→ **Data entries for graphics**
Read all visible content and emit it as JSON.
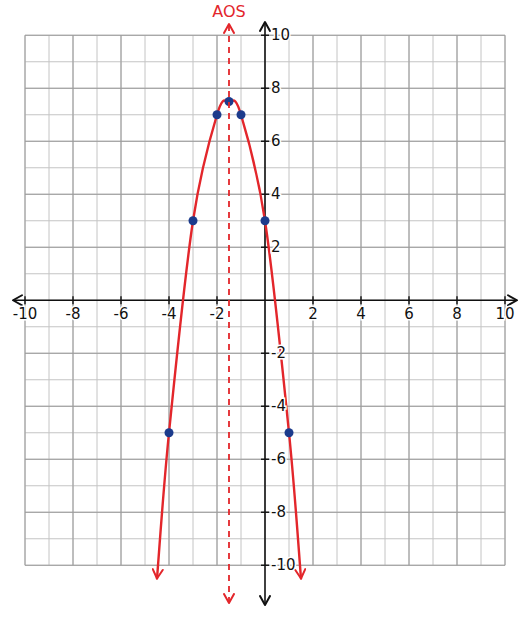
{
  "chart_data": {
    "type": "line",
    "xlim": [
      -10.5,
      10.5
    ],
    "ylim": [
      -11.5,
      10.5
    ],
    "xticks": [
      -10,
      -8,
      -6,
      -4,
      -2,
      2,
      4,
      6,
      8,
      10
    ],
    "yticks": [
      -10,
      -8,
      -6,
      -4,
      -2,
      2,
      4,
      6,
      8,
      10
    ],
    "grid": true,
    "series": [
      {
        "type": "line",
        "color": "#e3262b",
        "marker": "none",
        "x": [
          -4.5,
          -4,
          -3,
          -2,
          -1.5,
          -1,
          0,
          1,
          1.5
        ],
        "values": [
          -10.5,
          -5,
          3,
          7,
          7.5,
          7,
          3,
          -5,
          -10.5
        ]
      },
      {
        "type": "scatter",
        "color": "#1c3b8c",
        "marker": "circle",
        "x": [
          -4,
          -3,
          -2,
          -1.5,
          -1,
          0,
          1
        ],
        "values": [
          -5,
          3,
          7,
          7.5,
          7,
          3,
          -5
        ]
      }
    ],
    "annotations": [
      {
        "text": "AOS",
        "x": -1.5,
        "color": "#e3262b",
        "line_style": "dashed"
      }
    ]
  }
}
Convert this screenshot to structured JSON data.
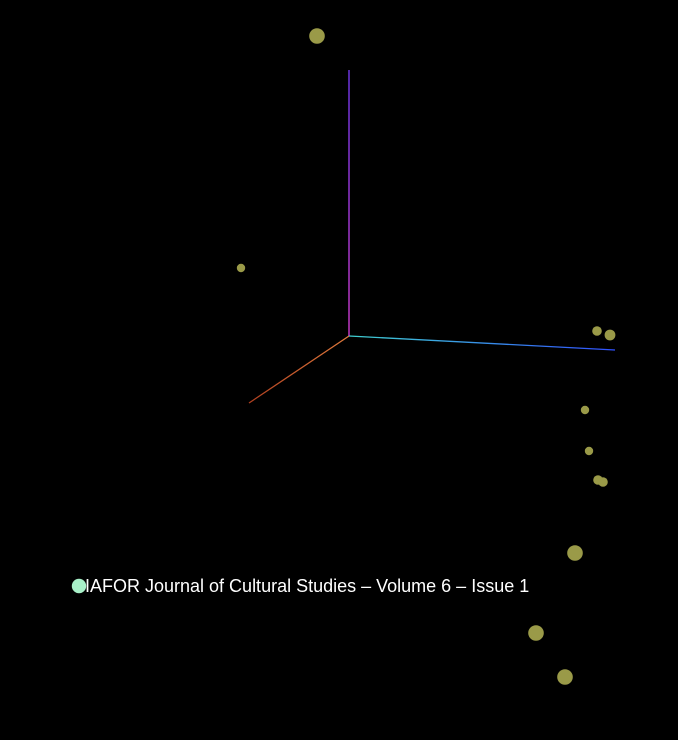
{
  "chart_data": {
    "type": "scatter",
    "projection": "3d",
    "background_color": "#000000",
    "axes": [
      {
        "name": "x",
        "color_start": "#e07a3c",
        "color_end": "#b04020"
      },
      {
        "name": "y",
        "color_start": "#e040e0",
        "color_end": "#7a3cff"
      },
      {
        "name": "z",
        "color_start": "#40d0d0",
        "color_end": "#3050ff"
      }
    ],
    "point_color": "#9a9a48",
    "highlight_color": "#a8f0c8",
    "highlighted_label": "IAFOR Journal of Cultural Studies – Volume 6 – Issue 1",
    "points": [
      {
        "id": 0,
        "size": 1.3,
        "highlighted": false
      },
      {
        "id": 1,
        "size": 0.7,
        "highlighted": false
      },
      {
        "id": 2,
        "size": 0.8,
        "highlighted": false
      },
      {
        "id": 3,
        "size": 0.9,
        "highlighted": false
      },
      {
        "id": 4,
        "size": 0.7,
        "highlighted": false
      },
      {
        "id": 5,
        "size": 0.7,
        "highlighted": false
      },
      {
        "id": 6,
        "size": 0.8,
        "highlighted": false
      },
      {
        "id": 7,
        "size": 0.8,
        "highlighted": false
      },
      {
        "id": 8,
        "size": 1.3,
        "highlighted": false
      },
      {
        "id": 9,
        "size": 1.2,
        "highlighted": true
      },
      {
        "id": 10,
        "size": 1.3,
        "highlighted": false
      },
      {
        "id": 11,
        "size": 1.3,
        "highlighted": false
      }
    ]
  }
}
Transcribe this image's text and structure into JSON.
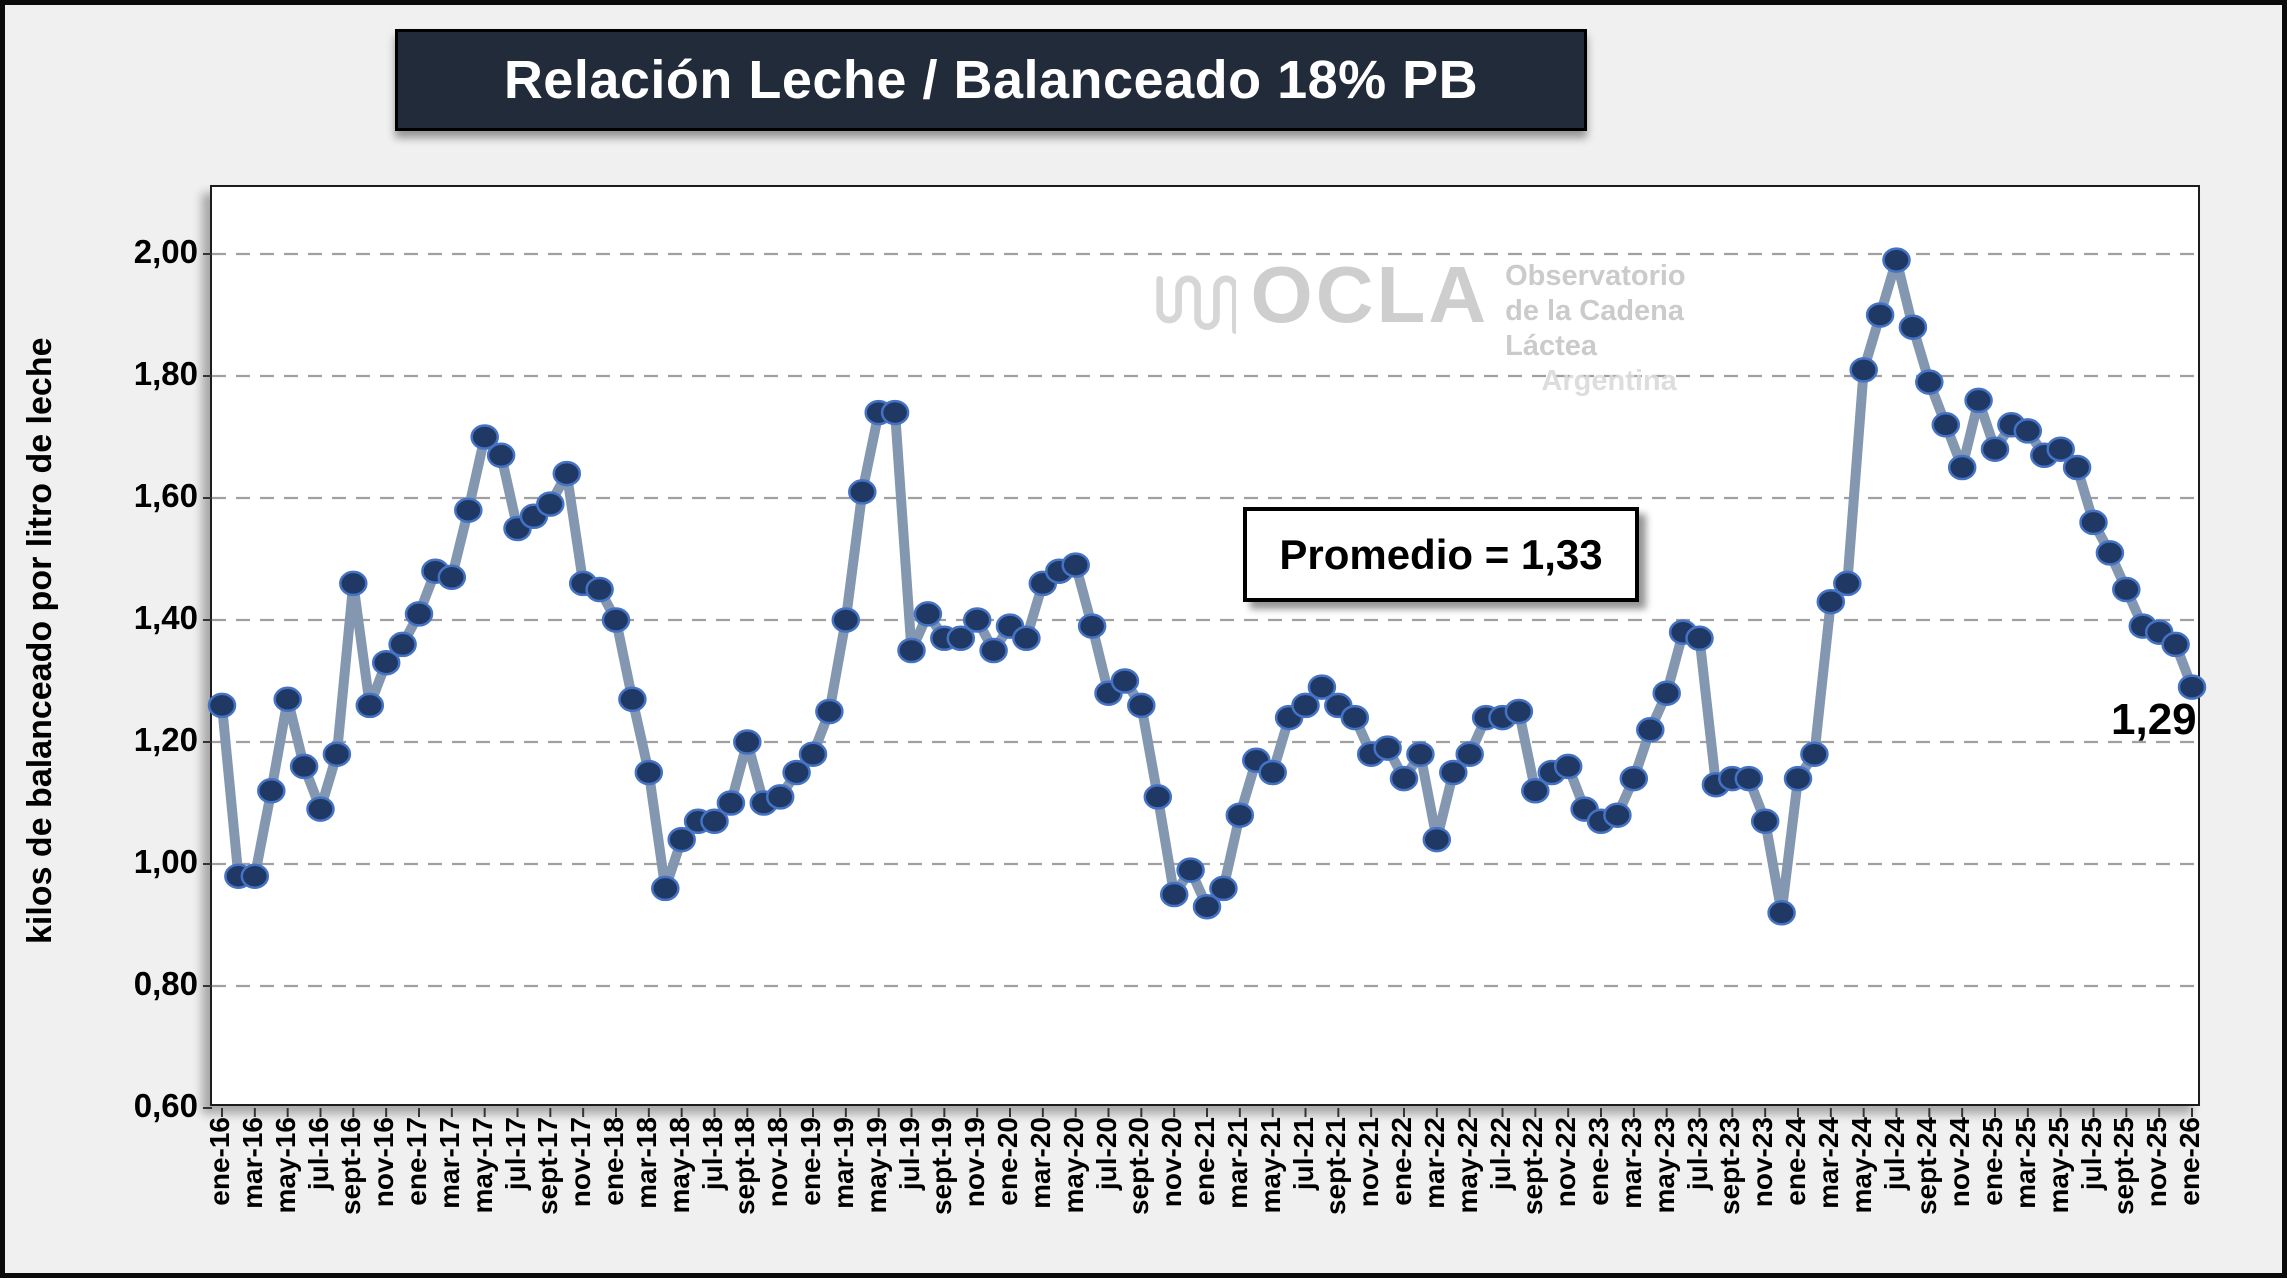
{
  "title": "Relación Leche / Balanceado 18% PB",
  "watermark": {
    "brand": "OCLA",
    "line1": "Observatorio",
    "line2": "de la Cadena Láctea",
    "line3": "Argentina"
  },
  "annotation": {
    "label": "Promedio = 1,33"
  },
  "last_point_label": "1,29",
  "y_axis": {
    "title": "kilos de balanceado por litro de leche",
    "ticks": [
      "2,00",
      "1,80",
      "1,60",
      "1,40",
      "1,20",
      "1,00",
      "0,80",
      "0,60"
    ]
  },
  "chart_data": {
    "type": "line",
    "title": "Relación Leche / Balanceado 18% PB",
    "ylabel": "kilos de balanceado por litro de leche",
    "xlabel": "",
    "ylim": [
      0.6,
      2.0
    ],
    "grid": "horizontal-dashed",
    "legend": "none",
    "average_annotation": 1.33,
    "last_value_label": "1,29",
    "x_tick_labels": [
      "ene-16",
      "mar-16",
      "may-16",
      "jul-16",
      "sept-16",
      "nov-16",
      "ene-17",
      "mar-17",
      "may-17",
      "jul-17",
      "sept-17",
      "nov-17",
      "ene-18",
      "mar-18",
      "may-18",
      "jul-18",
      "sept-18",
      "nov-18",
      "ene-19",
      "mar-19",
      "may-19",
      "jul-19",
      "sept-19",
      "nov-19",
      "ene-20",
      "mar-20",
      "may-20",
      "jul-20",
      "sept-20",
      "nov-20",
      "ene-21",
      "mar-21",
      "may-21",
      "jul-21",
      "sept-21",
      "nov-21",
      "ene-22",
      "mar-22",
      "may-22",
      "jul-22",
      "sept-22",
      "nov-22",
      "ene-23",
      "mar-23",
      "may-23",
      "jul-23",
      "sept-23",
      "nov-23",
      "ene-24",
      "mar-24",
      "may-24",
      "jul-24",
      "sept-24",
      "nov-24",
      "ene-25",
      "mar-25",
      "may-25",
      "jul-25",
      "sept-25",
      "nov-25",
      "ene-26"
    ],
    "x_start": "ene-16",
    "x_end": "ene-26",
    "x_frequency": "monthly",
    "values": [
      1.26,
      0.98,
      0.98,
      1.12,
      1.27,
      1.16,
      1.09,
      1.18,
      1.46,
      1.26,
      1.33,
      1.36,
      1.41,
      1.48,
      1.47,
      1.58,
      1.7,
      1.67,
      1.55,
      1.57,
      1.59,
      1.64,
      1.46,
      1.45,
      1.4,
      1.27,
      1.15,
      0.96,
      1.04,
      1.07,
      1.07,
      1.1,
      1.2,
      1.1,
      1.11,
      1.15,
      1.18,
      1.25,
      1.4,
      1.61,
      1.74,
      1.74,
      1.35,
      1.41,
      1.37,
      1.37,
      1.4,
      1.35,
      1.39,
      1.37,
      1.46,
      1.48,
      1.49,
      1.39,
      1.28,
      1.3,
      1.26,
      1.11,
      0.95,
      0.99,
      0.93,
      0.96,
      1.08,
      1.17,
      1.15,
      1.24,
      1.26,
      1.29,
      1.26,
      1.24,
      1.18,
      1.19,
      1.14,
      1.18,
      1.04,
      1.15,
      1.18,
      1.24,
      1.24,
      1.25,
      1.12,
      1.15,
      1.16,
      1.09,
      1.07,
      1.08,
      1.14,
      1.22,
      1.28,
      1.38,
      1.37,
      1.13,
      1.14,
      1.14,
      1.07,
      0.92,
      1.14,
      1.18,
      1.43,
      1.46,
      1.81,
      1.9,
      1.99,
      1.88,
      1.79,
      1.72,
      1.65,
      1.76,
      1.68,
      1.72,
      1.71,
      1.67,
      1.68,
      1.65,
      1.56,
      1.51,
      1.45,
      1.39,
      1.38,
      1.36,
      1.29
    ],
    "colors": {
      "line": "#8497B0",
      "marker_fill": "#1F3864",
      "marker_edge": "#4472C4",
      "gridline": "#A0A0A0",
      "title_bar_bg": "#222B3A",
      "title_text": "#FFFFFF",
      "canvas_bg": "#F0F0F0",
      "plot_bg": "#FFFFFF"
    }
  }
}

→ **TASK INSTRUCTIONS**
Report only how many lines of the listing hold the word "type".

→ **THE COMPLETED TASK**
5